= What is being asked =
Repeat the material exactly, every line of it.

* begin *

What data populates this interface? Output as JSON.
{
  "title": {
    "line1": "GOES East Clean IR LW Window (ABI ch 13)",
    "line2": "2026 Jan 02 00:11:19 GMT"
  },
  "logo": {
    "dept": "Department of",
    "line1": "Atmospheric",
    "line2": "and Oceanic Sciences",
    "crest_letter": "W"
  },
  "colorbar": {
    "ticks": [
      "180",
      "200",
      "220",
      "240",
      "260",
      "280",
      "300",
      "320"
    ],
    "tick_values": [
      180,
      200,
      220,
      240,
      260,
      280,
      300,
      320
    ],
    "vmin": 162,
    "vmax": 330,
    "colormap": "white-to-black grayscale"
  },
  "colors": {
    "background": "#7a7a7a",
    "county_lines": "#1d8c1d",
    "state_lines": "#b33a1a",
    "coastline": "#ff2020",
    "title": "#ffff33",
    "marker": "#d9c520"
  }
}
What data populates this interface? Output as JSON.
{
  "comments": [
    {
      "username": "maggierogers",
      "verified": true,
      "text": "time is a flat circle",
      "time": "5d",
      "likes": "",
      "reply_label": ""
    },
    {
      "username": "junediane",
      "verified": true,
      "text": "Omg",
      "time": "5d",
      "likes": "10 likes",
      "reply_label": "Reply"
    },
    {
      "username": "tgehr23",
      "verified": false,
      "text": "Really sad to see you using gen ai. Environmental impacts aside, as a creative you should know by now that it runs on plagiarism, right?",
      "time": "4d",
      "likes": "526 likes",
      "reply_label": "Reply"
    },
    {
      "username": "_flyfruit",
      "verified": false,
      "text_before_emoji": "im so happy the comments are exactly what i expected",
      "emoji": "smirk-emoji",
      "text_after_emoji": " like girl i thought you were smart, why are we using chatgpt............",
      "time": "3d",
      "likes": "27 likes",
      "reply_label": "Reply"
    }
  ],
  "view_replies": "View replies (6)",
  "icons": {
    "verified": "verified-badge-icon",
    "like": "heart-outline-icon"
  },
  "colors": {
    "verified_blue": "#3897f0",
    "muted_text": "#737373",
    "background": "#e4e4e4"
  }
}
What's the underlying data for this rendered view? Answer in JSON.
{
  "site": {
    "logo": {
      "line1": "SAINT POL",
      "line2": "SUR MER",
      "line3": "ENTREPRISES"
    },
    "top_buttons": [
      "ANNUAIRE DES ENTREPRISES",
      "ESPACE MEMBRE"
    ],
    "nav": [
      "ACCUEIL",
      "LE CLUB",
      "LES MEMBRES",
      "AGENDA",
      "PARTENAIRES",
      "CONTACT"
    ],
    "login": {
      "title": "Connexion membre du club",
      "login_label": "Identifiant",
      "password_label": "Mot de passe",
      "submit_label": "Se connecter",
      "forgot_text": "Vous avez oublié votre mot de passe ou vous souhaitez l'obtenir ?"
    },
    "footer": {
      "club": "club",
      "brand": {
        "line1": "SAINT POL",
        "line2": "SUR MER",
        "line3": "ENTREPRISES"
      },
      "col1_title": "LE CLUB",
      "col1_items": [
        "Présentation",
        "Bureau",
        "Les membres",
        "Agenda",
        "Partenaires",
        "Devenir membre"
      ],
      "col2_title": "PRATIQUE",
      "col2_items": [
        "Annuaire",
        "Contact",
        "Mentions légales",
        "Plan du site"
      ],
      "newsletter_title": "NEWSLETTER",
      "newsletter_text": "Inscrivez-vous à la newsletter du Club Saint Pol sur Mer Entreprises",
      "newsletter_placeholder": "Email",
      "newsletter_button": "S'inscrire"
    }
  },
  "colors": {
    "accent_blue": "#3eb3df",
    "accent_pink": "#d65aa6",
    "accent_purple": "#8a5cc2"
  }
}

* end *

= The completed task =
What data populates this interface? Output as JSON.
{
  "title": {
    "line1": "GOES East Clean IR LW Window (ABI ch 13)",
    "line2": "2026 Jan 02 00:11:19 GMT"
  },
  "logo": {
    "dept": "Department of",
    "line1": "Atmospheric",
    "line2": "and Oceanic Sciences",
    "crest_letter": "W"
  },
  "colorbar": {
    "ticks": [
      "180",
      "200",
      "220",
      "240",
      "260",
      "280",
      "300",
      "320"
    ],
    "tick_values": [
      180,
      200,
      220,
      240,
      260,
      280,
      300,
      320
    ],
    "vmin": 162,
    "vmax": 330,
    "colormap": "white-to-black grayscale"
  },
  "colors": {
    "background": "#7a7a7a",
    "county_lines": "#1d8c1d",
    "state_lines": "#b33a1a",
    "coastline": "#ff2020",
    "title": "#ffff33",
    "marker": "#d9c520"
  }
}
What data populates this interface? Output as JSON.
{
  "comments": [
    {
      "username": "maggierogers",
      "verified": true,
      "text": "time is a flat circle",
      "time": "5d",
      "likes": "",
      "reply_label": ""
    },
    {
      "username": "junediane",
      "verified": true,
      "text": "Omg",
      "time": "5d",
      "likes": "10 likes",
      "reply_label": "Reply"
    },
    {
      "username": "tgehr23",
      "verified": false,
      "text": "Really sad to see you using gen ai. Environmental impacts aside, as a creative you should know by now that it runs on plagiarism, right?",
      "time": "4d",
      "likes": "526 likes",
      "reply_label": "Reply"
    },
    {
      "username": "_flyfruit",
      "verified": false,
      "text_before_emoji": "im so happy the comments are exactly what i expected",
      "emoji": "smirk-emoji",
      "text_after_emoji": " like girl i thought you were smart, why are we using chatgpt............",
      "time": "3d",
      "likes": "27 likes",
      "reply_label": "Reply"
    }
  ],
  "view_replies": "View replies (6)",
  "icons": {
    "verified": "verified-badge-icon",
    "like": "heart-outline-icon"
  },
  "colors": {
    "verified_blue": "#3897f0",
    "muted_text": "#737373",
    "background": "#e4e4e4"
  }
}
What's the underlying data for this rendered view? Answer in JSON.
{
  "site": {
    "logo": {
      "line1": "SAINT POL",
      "line2": "SUR MER",
      "line3": "ENTREPRISES"
    },
    "top_buttons": [
      "ANNUAIRE DES ENTREPRISES",
      "ESPACE MEMBRE"
    ],
    "nav": [
      "ACCUEIL",
      "LE CLUB",
      "LES MEMBRES",
      "AGENDA",
      "PARTENAIRES",
      "CONTACT"
    ],
    "login": {
      "title": "Connexion membre du club",
      "login_label": "Identifiant",
      "password_label": "Mot de passe",
      "submit_label": "Se connecter",
      "forgot_text": "Vous avez oublié votre mot de passe ou vous souhaitez l'obtenir ?"
    },
    "footer": {
      "club": "club",
      "brand": {
        "line1": "SAINT POL",
        "line2": "SUR MER",
        "line3": "ENTREPRISES"
      },
      "col1_title": "LE CLUB",
      "col1_items": [
        "Présentation",
        "Bureau",
        "Les membres",
        "Agenda",
        "Partenaires",
        "Devenir membre"
      ],
      "col2_title": "PRATIQUE",
      "col2_items": [
        "Annuaire",
        "Contact",
        "Mentions légales",
        "Plan du site"
      ],
      "newsletter_title": "NEWSLETTER",
      "newsletter_text": "Inscrivez-vous à la newsletter du Club Saint Pol sur Mer Entreprises",
      "newsletter_placeholder": "Email",
      "newsletter_button": "S'inscrire"
    }
  },
  "colors": {
    "accent_blue": "#3eb3df",
    "accent_pink": "#d65aa6",
    "accent_purple": "#8a5cc2"
  }
}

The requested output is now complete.